WHAT THE TASK ASKS:
Send each entry back exactly as given, pictures excluded.

########

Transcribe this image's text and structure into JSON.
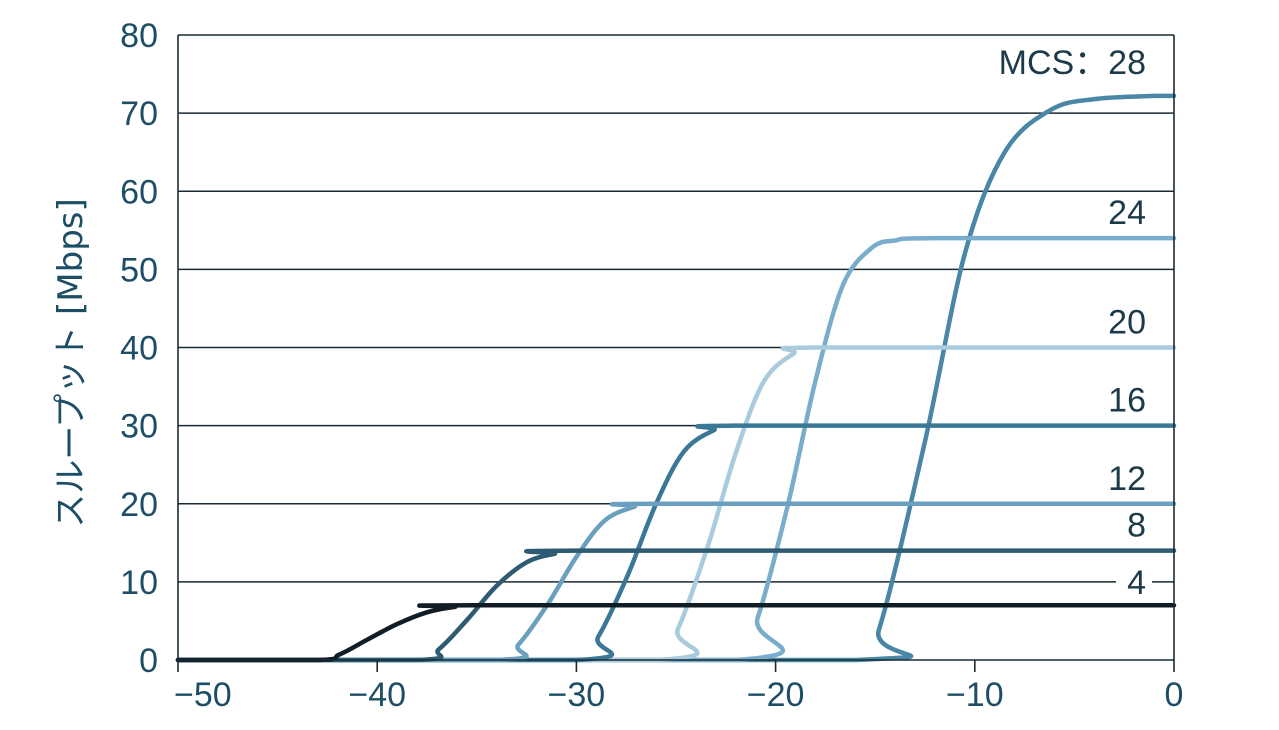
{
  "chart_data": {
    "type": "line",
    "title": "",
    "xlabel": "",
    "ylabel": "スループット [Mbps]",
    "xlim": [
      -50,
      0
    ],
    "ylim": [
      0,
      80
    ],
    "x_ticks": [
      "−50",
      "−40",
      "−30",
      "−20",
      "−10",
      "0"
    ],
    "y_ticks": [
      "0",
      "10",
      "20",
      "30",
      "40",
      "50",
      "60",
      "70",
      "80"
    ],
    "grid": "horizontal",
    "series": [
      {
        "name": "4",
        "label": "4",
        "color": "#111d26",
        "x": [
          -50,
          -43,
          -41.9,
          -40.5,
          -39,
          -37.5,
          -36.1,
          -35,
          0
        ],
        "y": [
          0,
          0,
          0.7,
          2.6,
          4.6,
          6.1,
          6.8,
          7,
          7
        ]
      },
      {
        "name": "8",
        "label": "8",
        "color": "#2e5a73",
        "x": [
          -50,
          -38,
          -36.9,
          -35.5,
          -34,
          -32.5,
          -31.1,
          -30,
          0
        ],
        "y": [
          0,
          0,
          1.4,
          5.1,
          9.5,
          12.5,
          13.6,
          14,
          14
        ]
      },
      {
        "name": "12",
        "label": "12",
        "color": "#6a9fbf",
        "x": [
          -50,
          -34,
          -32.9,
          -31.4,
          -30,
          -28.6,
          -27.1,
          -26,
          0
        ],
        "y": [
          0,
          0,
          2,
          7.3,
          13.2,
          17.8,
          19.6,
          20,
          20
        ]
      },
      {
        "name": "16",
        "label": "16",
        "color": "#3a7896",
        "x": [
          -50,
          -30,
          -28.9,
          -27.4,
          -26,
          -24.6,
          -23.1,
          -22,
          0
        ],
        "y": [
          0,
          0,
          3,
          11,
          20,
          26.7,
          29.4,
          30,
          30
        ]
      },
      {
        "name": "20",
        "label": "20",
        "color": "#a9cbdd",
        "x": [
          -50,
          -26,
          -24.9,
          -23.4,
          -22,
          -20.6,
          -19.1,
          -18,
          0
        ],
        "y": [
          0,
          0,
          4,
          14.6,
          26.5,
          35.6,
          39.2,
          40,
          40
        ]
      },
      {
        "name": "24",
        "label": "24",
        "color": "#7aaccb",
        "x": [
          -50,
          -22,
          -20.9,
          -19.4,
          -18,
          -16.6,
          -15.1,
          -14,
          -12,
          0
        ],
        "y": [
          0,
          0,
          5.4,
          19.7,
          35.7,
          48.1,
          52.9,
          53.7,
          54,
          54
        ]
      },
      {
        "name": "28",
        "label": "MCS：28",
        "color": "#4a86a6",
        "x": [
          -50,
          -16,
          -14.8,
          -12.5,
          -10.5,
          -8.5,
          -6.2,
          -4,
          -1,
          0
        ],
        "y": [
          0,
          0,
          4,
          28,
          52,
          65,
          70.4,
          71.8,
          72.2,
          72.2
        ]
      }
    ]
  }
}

########

THE COMPLETED TASK:
Transcribe this image's text and structure into JSON.
{
  "chart_data": {
    "type": "line",
    "title": "",
    "xlabel": "",
    "ylabel": "スループット [Mbps]",
    "xlim": [
      -50,
      0
    ],
    "ylim": [
      0,
      80
    ],
    "x_ticks": [
      "−50",
      "−40",
      "−30",
      "−20",
      "−10",
      "0"
    ],
    "y_ticks": [
      "0",
      "10",
      "20",
      "30",
      "40",
      "50",
      "60",
      "70",
      "80"
    ],
    "grid": "horizontal",
    "series": [
      {
        "name": "4",
        "label": "4",
        "color": "#111d26",
        "x": [
          -50,
          -43,
          -41.9,
          -40.5,
          -39,
          -37.5,
          -36.1,
          -35,
          0
        ],
        "y": [
          0,
          0,
          0.7,
          2.6,
          4.6,
          6.1,
          6.8,
          7,
          7
        ]
      },
      {
        "name": "8",
        "label": "8",
        "color": "#2e5a73",
        "x": [
          -50,
          -38,
          -36.9,
          -35.5,
          -34,
          -32.5,
          -31.1,
          -30,
          0
        ],
        "y": [
          0,
          0,
          1.4,
          5.1,
          9.5,
          12.5,
          13.6,
          14,
          14
        ]
      },
      {
        "name": "12",
        "label": "12",
        "color": "#6a9fbf",
        "x": [
          -50,
          -34,
          -32.9,
          -31.4,
          -30,
          -28.6,
          -27.1,
          -26,
          0
        ],
        "y": [
          0,
          0,
          2,
          7.3,
          13.2,
          17.8,
          19.6,
          20,
          20
        ]
      },
      {
        "name": "16",
        "label": "16",
        "color": "#3a7896",
        "x": [
          -50,
          -30,
          -28.9,
          -27.4,
          -26,
          -24.6,
          -23.1,
          -22,
          0
        ],
        "y": [
          0,
          0,
          3,
          11,
          20,
          26.7,
          29.4,
          30,
          30
        ]
      },
      {
        "name": "20",
        "label": "20",
        "color": "#a9cbdd",
        "x": [
          -50,
          -26,
          -24.9,
          -23.4,
          -22,
          -20.6,
          -19.1,
          -18,
          0
        ],
        "y": [
          0,
          0,
          4,
          14.6,
          26.5,
          35.6,
          39.2,
          40,
          40
        ]
      },
      {
        "name": "24",
        "label": "24",
        "color": "#7aaccb",
        "x": [
          -50,
          -22,
          -20.9,
          -19.4,
          -18,
          -16.6,
          -15.1,
          -14,
          -12,
          0
        ],
        "y": [
          0,
          0,
          5.4,
          19.7,
          35.7,
          48.1,
          52.9,
          53.7,
          54,
          54
        ]
      },
      {
        "name": "28",
        "label": "MCS：28",
        "color": "#4a86a6",
        "x": [
          -50,
          -16,
          -14.8,
          -12.5,
          -10.5,
          -8.5,
          -6.2,
          -4,
          -1,
          0
        ],
        "y": [
          0,
          0,
          4,
          28,
          52,
          65,
          70.4,
          71.8,
          72.2,
          72.2
        ]
      }
    ]
  }
}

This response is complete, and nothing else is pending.